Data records
-=-=-

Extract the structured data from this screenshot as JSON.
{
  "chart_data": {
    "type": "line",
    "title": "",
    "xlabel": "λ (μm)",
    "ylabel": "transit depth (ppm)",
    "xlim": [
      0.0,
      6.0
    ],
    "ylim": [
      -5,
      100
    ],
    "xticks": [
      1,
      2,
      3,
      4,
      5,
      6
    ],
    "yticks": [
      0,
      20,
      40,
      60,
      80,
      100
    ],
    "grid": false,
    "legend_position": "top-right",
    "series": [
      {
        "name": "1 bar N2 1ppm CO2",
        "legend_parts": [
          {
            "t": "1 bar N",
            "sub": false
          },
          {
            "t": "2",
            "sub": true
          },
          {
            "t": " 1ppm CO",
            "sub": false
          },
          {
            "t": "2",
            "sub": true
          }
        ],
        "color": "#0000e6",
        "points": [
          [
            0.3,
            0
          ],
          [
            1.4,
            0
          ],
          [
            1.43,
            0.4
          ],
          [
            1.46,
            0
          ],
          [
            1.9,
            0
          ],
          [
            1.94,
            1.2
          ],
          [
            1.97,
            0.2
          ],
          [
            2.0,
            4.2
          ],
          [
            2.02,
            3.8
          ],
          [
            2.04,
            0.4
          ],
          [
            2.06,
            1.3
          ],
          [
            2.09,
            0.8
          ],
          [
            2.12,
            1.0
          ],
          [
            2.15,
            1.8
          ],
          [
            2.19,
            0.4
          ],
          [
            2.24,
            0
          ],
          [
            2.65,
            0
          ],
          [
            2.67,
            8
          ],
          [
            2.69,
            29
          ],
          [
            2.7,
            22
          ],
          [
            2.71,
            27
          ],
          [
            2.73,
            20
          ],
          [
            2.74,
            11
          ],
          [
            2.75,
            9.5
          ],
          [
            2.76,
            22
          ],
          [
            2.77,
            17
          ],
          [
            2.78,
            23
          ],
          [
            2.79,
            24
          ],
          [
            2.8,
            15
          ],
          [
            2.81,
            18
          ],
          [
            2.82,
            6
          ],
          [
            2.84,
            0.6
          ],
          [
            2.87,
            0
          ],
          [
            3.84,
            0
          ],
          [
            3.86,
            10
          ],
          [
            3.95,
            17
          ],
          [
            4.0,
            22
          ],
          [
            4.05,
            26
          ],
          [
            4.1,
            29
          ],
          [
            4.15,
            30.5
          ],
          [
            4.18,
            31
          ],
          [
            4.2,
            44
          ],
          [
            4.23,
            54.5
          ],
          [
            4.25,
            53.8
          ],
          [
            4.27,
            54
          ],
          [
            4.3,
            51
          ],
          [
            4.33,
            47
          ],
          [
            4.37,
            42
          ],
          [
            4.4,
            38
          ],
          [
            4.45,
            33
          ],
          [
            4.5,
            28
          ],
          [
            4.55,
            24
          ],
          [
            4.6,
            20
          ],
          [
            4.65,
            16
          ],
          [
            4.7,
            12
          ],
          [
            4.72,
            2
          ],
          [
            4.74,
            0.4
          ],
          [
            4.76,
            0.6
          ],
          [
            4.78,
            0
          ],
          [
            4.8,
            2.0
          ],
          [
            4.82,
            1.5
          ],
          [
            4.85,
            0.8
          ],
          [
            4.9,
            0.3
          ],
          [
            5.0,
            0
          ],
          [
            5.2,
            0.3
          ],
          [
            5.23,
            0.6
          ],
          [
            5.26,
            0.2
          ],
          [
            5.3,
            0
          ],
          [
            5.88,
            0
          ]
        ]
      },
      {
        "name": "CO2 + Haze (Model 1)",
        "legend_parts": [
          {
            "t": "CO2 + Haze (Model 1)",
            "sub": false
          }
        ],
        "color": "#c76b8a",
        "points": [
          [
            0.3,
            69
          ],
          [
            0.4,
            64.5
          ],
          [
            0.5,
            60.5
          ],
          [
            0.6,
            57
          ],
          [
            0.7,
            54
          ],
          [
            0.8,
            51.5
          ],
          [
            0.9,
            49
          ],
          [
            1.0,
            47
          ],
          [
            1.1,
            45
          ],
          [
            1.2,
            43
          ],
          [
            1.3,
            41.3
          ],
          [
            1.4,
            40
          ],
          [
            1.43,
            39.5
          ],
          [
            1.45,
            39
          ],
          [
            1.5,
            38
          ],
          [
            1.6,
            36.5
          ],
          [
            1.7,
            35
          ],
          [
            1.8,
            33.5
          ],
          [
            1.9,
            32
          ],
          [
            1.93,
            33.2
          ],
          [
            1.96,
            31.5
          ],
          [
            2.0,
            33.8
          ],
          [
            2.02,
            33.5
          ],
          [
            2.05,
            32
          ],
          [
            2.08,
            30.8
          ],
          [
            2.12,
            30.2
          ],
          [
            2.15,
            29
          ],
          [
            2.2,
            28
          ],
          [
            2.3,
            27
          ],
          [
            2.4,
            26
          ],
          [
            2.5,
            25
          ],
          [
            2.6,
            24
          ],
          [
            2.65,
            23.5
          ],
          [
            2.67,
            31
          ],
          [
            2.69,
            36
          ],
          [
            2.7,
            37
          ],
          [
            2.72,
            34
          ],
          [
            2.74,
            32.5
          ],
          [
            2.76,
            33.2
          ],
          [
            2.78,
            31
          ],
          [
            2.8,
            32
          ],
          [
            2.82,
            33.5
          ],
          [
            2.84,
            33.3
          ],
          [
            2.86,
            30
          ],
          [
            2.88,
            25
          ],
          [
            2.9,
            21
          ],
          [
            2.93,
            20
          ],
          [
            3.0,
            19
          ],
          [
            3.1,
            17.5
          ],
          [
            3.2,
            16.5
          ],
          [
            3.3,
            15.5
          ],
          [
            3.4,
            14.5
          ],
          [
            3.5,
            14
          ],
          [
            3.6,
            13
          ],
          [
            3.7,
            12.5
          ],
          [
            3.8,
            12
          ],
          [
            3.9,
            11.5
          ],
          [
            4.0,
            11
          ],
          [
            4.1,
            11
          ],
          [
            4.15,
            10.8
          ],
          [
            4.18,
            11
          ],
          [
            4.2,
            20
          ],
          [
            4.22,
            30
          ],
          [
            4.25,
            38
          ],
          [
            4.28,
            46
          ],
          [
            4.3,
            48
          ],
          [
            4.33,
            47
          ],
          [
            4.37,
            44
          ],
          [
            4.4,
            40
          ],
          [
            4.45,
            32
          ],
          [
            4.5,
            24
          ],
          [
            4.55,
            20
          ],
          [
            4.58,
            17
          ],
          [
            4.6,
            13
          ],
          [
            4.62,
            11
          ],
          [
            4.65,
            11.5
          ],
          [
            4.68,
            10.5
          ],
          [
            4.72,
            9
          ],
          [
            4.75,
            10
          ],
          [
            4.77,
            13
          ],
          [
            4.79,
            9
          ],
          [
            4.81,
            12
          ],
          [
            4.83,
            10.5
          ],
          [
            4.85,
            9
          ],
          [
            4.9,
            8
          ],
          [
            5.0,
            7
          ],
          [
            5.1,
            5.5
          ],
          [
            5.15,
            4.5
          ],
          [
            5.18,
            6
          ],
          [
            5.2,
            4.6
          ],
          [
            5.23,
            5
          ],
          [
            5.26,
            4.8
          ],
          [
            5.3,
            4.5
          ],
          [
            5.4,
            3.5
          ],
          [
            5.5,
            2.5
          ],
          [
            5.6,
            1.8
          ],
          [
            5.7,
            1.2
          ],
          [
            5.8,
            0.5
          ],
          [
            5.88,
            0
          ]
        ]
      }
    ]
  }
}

-=-=-

*SET EXERCISE*: Report how many lines of the listing hold the word "name", with nothing but the number.

*RESPONSE TO THE TASK*: 2